Directions for this task:
Make an exact copy of the records, with the pictures left out.
:::
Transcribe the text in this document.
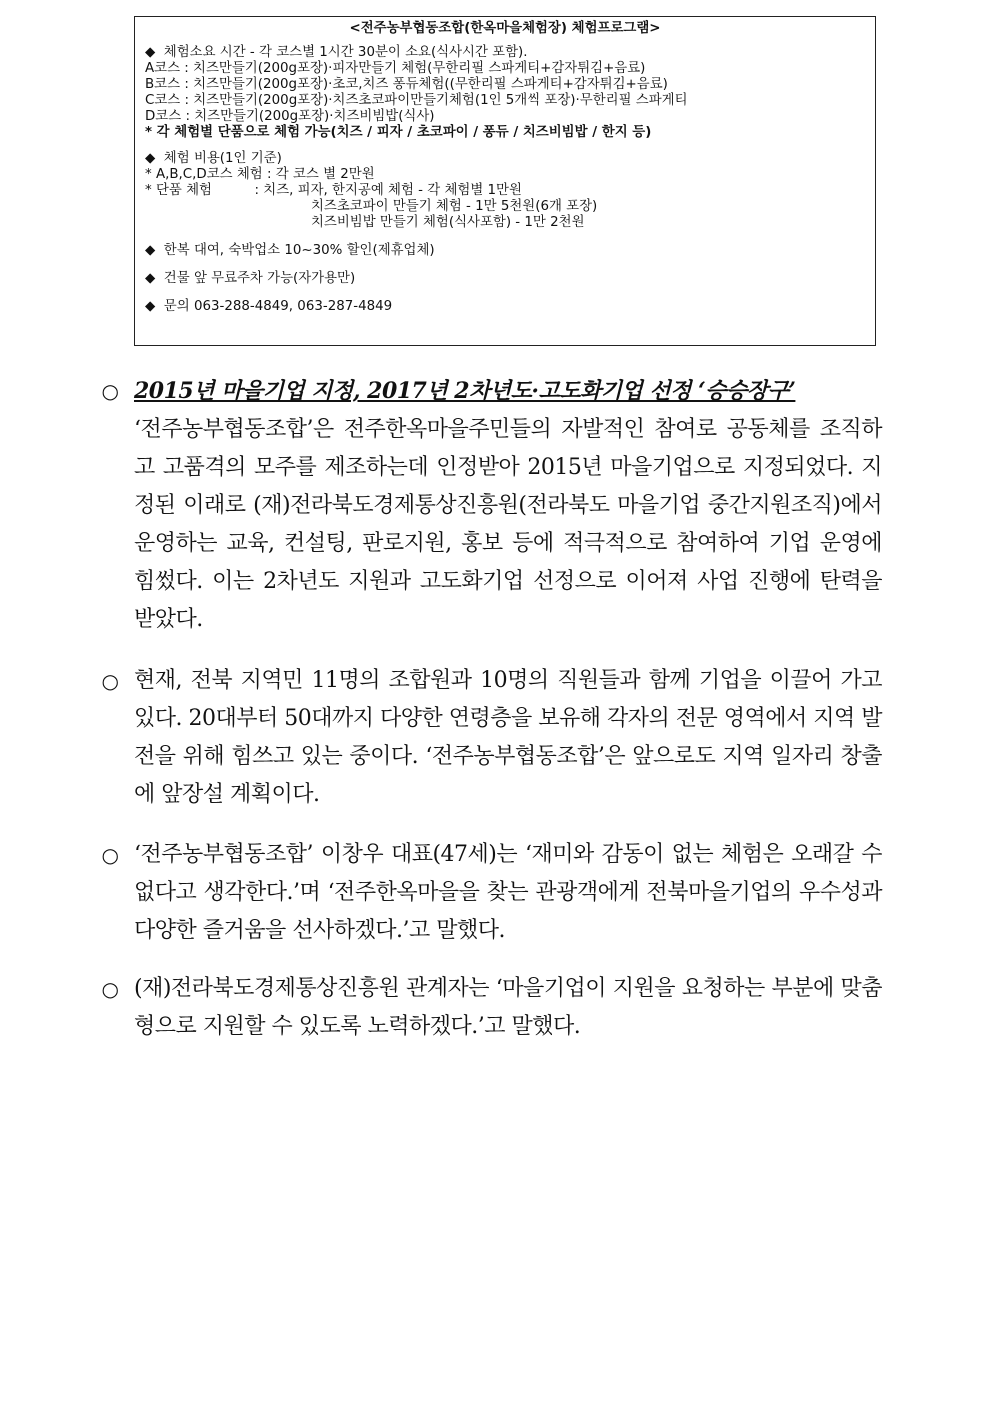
<전주농부협동조합(한옥마을체험장) 체험프로그램>
◆  체험소요 시간 - 각 코스별 1시간 30분이 소요(식사시간 포함).
A코스 : 치즈만들기(200g포장)·피자만들기 체험(무한리필 스파게티+감자튀김+음료)
B코스 : 치즈만들기(200g포장)·초코,치즈 퐁듀체험((무한리필 스파게티+감자튀김+음료)
C코스 : 치즈만들기(200g포장)·치즈초코파이만들기체험(1인 5개씩 포장)·무한리필 스파게티
D코스 : 치즈만들기(200g포장)·치즈비빔밥(식사)
* 각 체험별 단품으로 체험 가능(치즈 / 피자 / 초코파이 / 퐁듀 / 치즈비빔밥 / 한지 등)
◆  체험 비용(1인 기준)
* A,B,C,D코스 체험 : 각 코스 별 2만원
* 단품 체험          : 치즈, 피자, 한지공예 체험 - 각 체험별 1만원
치즈초코파이 만들기 체험 - 1만 5천원(6개 포장)
치즈비빔밥 만들기 체험(식사포함) - 1만 2천원
◆  한복 대여, 숙박업소 10~30% 할인(제휴업체)
◆  건물 앞 무료주차 가능(자가용만)
◆  문의 063-288-4849, 063-287-4849
○ 2015년 마을기업 지정, 2017년 2차년도·고도화기업 선정 ‘승승장구’
‘전주농부협동조합’은 전주한옥마을주민들의 자발적인 참여로 공동체를 조직하고 고품격의 모주를 제조하는데 인정받아 2015년 마을기업으로 지정되었다. 지정된 이래로 (재)전라북도경제통상진흥원(전라북도 마을기업 중간지원조직)에서 운영하는 교육, 컨설팅, 판로지원, 홍보 등에 적극적으로 참여하여 기업 운영에 힘썼다. 이는 2차년도 지원과 고도화기업 선정으로 이어져 사업 진행에 탄력을 받았다.
○ 현재, 전북 지역민 11명의 조합원과 10명의 직원들과 함께 기업을 이끌어 가고 있다. 20대부터 50대까지 다양한 연령층을 보유해 각자의 전문 영역에서 지역 발전을 위해 힘쓰고 있는 중이다. ‘전주농부협동조합’은 앞으로도 지역 일자리 창출에 앞장설 계획이다.
○ ‘전주농부협동조합’ 이창우 대표(47세)는 ‘재미와 감동이 없는 체험은 오래갈 수 없다고 생각한다.’며 ‘전주한옥마을을 찾는 관광객에게 전북마을기업의 우수성과 다양한 즐거움을 선사하겠다.’고 말했다.
○ (재)전라북도경제통상진흥원 관계자는 ‘마을기업이 지원을 요청하는 부분에 맞춤형으로 지원할 수 있도록 노력하겠다.’고 말했다.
:::
Correct output:
Transcribe the text in this document.
<전주농부협동조합(한옥마을체험장) 체험프로그램>
◆  체험소요 시간 - 각 코스별 1시간 30분이 소요(식사시간 포함).
A코스 : 치즈만들기(200g포장)·피자만들기 체험(무한리필 스파게티+감자튀김+음료)
B코스 : 치즈만들기(200g포장)·초코,치즈 퐁듀체험((무한리필 스파게티+감자튀김+음료)
C코스 : 치즈만들기(200g포장)·치즈초코파이만들기체험(1인 5개씩 포장)·무한리필 스파게티
D코스 : 치즈만들기(200g포장)·치즈비빔밥(식사)
* 각 체험별 단품으로 체험 가능(치즈 / 피자 / 초코파이 / 퐁듀 / 치즈비빔밥 / 한지 등)
◆  체험 비용(1인 기준)
* A,B,C,D코스 체험 : 각 코스 별 2만원
* 단품 체험          : 치즈, 피자, 한지공예 체험 - 각 체험별 1만원
치즈초코파이 만들기 체험 - 1만 5천원(6개 포장)
치즈비빔밥 만들기 체험(식사포함) - 1만 2천원
◆  한복 대여, 숙박업소 10~30% 할인(제휴업체)
◆  건물 앞 무료주차 가능(자가용만)
◆  문의 063-288-4849, 063-287-4849
○ 2015년 마을기업 지정, 2017년 2차년도·고도화기업 선정 ‘승승장구’
‘전주농부협동조합’은 전주한옥마을주민들의 자발적인 참여로 공동체를 조직하고 고품격의 모주를 제조하는데 인정받아 2015년 마을기업으로 지정되었다. 지정된 이래로 (재)전라북도경제통상진흥원(전라북도 마을기업 중간지원조직)에서 운영하는 교육, 컨설팅, 판로지원, 홍보 등에 적극적으로 참여하여 기업 운영에 힘썼다. 이는 2차년도 지원과 고도화기업 선정으로 이어져 사업 진행에 탄력을 받았다.
○ 현재, 전북 지역민 11명의 조합원과 10명의 직원들과 함께 기업을 이끌어 가고 있다. 20대부터 50대까지 다양한 연령층을 보유해 각자의 전문 영역에서 지역 발전을 위해 힘쓰고 있는 중이다. ‘전주농부협동조합’은 앞으로도 지역 일자리 창출에 앞장설 계획이다.
○ ‘전주농부협동조합’ 이창우 대표(47세)는 ‘재미와 감동이 없는 체험은 오래갈 수 없다고 생각한다.’며 ‘전주한옥마을을 찾는 관광객에게 전북마을기업의 우수성과 다양한 즐거움을 선사하겠다.’고 말했다.
○ (재)전라북도경제통상진흥원 관계자는 ‘마을기업이 지원을 요청하는 부분에 맞춤형으로 지원할 수 있도록 노력하겠다.’고 말했다.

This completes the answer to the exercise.